- TASK DIRECTIONS -
Within the listing below, locate all lines containing the word "qanday". Copy each one.

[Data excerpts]
──────────────────────────────

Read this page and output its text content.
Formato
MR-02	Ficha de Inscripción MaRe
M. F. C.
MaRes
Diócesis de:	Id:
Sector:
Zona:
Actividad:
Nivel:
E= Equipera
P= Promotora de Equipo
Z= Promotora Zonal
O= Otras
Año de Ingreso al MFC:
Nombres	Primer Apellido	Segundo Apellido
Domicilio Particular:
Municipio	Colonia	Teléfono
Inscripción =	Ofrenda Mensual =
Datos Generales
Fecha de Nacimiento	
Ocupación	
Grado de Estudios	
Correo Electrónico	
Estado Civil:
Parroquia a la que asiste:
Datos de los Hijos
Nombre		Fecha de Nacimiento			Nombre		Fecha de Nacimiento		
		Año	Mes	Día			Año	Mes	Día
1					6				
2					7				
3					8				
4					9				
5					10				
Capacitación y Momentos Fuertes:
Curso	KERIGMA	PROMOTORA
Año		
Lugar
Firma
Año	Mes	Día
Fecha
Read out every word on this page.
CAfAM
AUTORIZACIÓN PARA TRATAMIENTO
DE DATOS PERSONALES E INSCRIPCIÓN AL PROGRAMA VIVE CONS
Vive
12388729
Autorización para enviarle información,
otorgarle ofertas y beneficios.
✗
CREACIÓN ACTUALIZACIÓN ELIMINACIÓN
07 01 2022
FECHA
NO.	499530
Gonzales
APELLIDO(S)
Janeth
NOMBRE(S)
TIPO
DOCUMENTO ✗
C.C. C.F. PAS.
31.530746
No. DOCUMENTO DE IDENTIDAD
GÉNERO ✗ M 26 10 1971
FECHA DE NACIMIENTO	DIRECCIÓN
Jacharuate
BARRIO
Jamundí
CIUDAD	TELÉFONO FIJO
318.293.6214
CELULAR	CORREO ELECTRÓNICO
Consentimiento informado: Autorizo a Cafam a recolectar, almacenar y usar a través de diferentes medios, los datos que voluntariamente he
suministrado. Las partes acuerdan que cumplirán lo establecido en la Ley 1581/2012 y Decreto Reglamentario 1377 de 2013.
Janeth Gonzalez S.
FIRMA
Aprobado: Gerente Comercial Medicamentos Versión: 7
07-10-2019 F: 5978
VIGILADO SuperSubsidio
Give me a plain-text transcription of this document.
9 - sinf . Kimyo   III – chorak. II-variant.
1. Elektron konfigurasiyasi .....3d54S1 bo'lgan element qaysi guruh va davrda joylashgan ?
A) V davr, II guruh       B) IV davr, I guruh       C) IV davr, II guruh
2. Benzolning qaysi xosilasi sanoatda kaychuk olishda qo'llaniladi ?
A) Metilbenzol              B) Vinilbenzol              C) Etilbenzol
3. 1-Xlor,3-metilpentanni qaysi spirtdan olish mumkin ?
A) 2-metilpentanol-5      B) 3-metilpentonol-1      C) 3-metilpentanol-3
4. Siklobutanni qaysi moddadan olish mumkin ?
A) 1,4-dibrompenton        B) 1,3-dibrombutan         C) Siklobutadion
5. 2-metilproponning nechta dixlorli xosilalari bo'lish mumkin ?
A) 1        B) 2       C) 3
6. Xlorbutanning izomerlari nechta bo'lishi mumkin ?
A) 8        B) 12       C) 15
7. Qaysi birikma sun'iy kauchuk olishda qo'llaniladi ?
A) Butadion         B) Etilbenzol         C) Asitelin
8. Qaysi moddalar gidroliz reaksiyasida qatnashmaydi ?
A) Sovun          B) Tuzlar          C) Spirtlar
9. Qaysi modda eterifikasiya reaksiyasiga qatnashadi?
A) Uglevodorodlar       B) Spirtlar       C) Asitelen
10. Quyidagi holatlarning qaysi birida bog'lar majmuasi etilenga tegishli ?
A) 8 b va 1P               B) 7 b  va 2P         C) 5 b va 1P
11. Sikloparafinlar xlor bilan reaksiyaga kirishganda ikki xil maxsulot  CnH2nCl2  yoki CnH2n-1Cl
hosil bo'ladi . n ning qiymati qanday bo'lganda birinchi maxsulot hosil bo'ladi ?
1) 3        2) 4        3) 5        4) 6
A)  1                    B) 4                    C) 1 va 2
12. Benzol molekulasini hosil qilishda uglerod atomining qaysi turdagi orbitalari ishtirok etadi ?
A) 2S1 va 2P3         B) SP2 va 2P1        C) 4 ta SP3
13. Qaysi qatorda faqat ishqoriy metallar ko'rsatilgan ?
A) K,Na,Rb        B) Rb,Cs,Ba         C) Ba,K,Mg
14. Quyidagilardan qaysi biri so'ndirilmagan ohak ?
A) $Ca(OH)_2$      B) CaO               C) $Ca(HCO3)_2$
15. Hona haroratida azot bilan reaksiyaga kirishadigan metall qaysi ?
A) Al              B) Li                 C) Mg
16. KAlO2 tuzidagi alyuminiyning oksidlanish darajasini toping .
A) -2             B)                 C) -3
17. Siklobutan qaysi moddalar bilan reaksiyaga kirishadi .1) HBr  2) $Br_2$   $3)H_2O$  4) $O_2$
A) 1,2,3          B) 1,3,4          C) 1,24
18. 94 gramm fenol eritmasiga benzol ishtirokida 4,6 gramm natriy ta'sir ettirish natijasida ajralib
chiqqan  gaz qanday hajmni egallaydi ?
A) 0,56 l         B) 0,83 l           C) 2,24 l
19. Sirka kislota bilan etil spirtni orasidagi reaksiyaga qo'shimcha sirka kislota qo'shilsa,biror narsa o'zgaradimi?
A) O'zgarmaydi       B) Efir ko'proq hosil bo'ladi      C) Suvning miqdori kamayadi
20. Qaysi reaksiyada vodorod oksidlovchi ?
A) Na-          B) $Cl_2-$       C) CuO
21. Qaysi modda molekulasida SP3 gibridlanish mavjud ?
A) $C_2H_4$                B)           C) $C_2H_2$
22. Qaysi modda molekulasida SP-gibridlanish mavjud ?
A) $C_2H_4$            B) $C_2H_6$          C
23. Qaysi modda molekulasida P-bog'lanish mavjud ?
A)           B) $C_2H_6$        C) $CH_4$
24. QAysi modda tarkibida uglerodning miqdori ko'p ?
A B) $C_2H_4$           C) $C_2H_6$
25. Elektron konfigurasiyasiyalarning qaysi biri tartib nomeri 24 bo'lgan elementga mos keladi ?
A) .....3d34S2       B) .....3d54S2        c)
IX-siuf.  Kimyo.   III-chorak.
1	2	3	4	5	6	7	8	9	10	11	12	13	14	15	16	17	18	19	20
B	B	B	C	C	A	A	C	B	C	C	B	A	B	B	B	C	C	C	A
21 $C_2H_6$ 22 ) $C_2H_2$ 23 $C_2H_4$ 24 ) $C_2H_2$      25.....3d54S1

──────────────────────────────

- RESPONSE BELOW -
hosil bo'ladi . n ning qiymati qanday bo'lganda birinchi maxsulot hosil bo'ladi ?
chiqqan  gaz qanday hajmni egallaydi ?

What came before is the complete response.